Data items
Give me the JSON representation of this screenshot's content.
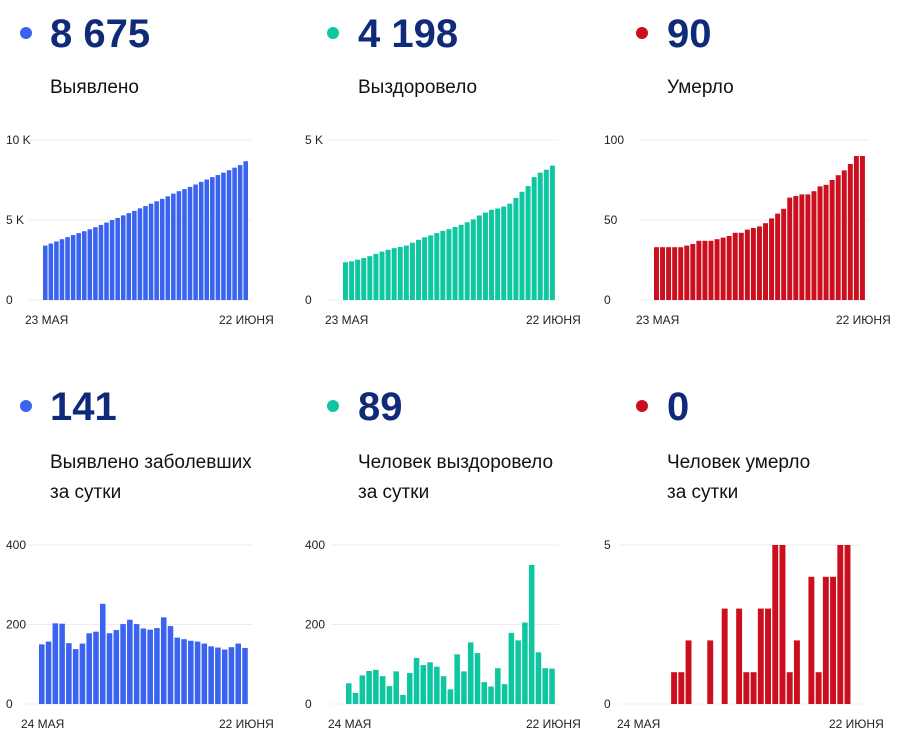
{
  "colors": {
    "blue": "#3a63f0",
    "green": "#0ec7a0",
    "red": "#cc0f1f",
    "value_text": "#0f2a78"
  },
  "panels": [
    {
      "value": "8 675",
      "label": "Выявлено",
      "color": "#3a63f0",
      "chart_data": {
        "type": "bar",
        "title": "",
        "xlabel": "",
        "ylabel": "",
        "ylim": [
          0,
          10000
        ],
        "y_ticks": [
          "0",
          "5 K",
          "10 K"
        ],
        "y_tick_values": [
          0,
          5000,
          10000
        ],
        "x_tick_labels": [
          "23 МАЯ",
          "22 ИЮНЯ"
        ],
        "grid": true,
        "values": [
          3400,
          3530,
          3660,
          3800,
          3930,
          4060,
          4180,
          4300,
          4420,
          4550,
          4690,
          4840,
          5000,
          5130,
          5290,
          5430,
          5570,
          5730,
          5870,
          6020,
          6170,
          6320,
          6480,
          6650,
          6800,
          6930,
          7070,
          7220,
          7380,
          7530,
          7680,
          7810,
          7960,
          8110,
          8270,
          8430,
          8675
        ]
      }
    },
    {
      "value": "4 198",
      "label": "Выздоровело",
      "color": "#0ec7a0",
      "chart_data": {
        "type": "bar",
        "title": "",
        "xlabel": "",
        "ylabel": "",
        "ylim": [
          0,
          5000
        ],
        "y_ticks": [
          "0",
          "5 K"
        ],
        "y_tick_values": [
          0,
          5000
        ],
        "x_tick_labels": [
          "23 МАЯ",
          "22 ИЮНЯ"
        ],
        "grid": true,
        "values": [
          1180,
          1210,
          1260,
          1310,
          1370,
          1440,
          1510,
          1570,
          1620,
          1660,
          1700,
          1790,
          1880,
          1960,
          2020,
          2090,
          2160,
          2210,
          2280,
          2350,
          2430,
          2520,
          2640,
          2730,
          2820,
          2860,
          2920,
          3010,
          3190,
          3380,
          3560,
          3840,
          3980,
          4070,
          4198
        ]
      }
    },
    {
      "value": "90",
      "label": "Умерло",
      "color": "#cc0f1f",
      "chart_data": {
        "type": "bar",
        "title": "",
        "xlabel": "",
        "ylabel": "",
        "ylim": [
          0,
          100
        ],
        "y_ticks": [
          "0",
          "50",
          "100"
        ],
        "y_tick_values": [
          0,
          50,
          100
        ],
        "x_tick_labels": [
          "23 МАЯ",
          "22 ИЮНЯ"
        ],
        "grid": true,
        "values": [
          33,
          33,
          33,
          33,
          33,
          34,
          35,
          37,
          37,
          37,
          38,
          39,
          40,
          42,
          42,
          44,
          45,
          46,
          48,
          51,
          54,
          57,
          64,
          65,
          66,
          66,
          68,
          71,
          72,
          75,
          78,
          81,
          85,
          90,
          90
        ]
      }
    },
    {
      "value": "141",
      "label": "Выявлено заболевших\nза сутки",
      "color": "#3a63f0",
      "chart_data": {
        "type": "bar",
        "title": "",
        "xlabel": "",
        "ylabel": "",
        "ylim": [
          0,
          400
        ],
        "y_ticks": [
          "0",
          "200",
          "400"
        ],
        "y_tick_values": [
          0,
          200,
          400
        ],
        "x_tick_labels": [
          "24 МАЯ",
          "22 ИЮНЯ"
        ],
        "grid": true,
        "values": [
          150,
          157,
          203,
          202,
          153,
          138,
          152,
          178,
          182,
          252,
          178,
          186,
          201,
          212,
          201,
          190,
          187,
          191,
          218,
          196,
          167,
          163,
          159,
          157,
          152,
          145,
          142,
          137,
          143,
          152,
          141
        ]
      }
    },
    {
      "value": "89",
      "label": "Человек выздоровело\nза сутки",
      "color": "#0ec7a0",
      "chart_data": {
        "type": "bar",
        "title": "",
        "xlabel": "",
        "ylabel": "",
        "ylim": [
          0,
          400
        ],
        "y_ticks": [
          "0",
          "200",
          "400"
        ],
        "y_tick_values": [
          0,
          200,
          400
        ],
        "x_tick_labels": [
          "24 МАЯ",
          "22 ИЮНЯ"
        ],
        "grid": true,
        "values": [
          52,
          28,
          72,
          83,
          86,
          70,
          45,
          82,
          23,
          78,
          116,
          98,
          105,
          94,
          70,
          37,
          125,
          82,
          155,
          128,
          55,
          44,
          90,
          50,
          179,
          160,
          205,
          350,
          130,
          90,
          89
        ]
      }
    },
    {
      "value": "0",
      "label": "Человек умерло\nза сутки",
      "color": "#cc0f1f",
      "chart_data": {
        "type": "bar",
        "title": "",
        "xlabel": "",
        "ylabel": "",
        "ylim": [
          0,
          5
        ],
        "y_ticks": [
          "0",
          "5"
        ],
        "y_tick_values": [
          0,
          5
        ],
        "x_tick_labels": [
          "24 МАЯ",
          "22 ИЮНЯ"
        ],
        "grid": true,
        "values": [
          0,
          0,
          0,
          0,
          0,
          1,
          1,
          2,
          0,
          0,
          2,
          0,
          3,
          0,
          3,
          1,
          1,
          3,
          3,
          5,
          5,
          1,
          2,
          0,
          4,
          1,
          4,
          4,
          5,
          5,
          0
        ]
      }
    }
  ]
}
---
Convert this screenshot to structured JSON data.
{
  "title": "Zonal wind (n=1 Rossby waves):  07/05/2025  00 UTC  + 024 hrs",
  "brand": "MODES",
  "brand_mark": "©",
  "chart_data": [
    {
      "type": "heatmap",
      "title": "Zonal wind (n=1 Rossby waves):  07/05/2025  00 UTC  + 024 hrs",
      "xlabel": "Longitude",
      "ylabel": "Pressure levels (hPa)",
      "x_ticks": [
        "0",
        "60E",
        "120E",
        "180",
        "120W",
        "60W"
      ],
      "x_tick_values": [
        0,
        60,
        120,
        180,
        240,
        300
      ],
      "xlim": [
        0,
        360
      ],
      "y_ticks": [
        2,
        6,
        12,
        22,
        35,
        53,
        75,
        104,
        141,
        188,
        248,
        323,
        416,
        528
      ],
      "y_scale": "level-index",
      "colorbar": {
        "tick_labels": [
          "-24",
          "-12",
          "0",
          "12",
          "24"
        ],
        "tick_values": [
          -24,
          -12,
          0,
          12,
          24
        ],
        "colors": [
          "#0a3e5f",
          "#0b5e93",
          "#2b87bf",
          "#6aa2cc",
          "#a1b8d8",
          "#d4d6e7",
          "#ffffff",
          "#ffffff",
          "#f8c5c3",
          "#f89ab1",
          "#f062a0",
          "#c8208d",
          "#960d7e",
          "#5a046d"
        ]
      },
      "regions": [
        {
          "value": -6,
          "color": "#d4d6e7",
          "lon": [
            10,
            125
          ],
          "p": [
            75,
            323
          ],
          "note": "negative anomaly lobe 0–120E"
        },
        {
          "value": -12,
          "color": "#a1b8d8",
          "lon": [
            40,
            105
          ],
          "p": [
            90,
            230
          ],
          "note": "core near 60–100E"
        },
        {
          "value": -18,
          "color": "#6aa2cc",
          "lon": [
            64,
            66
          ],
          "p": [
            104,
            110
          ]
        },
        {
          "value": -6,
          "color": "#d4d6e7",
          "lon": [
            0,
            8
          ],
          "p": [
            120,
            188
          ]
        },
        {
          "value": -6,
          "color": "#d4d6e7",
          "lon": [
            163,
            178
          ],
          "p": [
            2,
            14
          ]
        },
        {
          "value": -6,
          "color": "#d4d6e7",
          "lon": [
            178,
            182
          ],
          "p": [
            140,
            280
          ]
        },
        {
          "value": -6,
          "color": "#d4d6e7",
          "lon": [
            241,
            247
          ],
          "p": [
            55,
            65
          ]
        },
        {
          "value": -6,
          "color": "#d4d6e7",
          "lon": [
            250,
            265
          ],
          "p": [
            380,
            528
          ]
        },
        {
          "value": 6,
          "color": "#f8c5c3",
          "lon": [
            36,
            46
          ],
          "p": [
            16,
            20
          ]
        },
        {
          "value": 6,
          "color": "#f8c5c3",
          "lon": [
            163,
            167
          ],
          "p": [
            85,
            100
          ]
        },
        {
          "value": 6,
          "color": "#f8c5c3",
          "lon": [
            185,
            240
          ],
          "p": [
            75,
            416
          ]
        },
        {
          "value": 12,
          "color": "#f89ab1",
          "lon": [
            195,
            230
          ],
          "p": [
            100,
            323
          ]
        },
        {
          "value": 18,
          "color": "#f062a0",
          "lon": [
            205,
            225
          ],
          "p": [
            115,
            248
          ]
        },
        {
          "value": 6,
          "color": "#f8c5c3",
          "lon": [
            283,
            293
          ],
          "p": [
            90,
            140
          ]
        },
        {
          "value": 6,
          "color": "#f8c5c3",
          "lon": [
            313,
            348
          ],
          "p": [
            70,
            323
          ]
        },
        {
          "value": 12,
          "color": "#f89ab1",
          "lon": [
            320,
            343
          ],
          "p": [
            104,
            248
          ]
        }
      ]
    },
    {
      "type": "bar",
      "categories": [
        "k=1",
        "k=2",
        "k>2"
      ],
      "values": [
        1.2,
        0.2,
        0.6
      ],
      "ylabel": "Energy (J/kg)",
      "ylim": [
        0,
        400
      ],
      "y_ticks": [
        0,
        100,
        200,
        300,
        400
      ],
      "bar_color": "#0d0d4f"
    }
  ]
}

__What to produce__
Identify the lines above with the word "waves". Copy them.

__Output for this task__
  "title": "Zonal wind (n=1 Rossby waves):  07/05/2025  00 UTC  + 024 hrs",
      "title": "Zonal wind (n=1 Rossby waves):  07/05/2025  00 UTC  + 024 hrs",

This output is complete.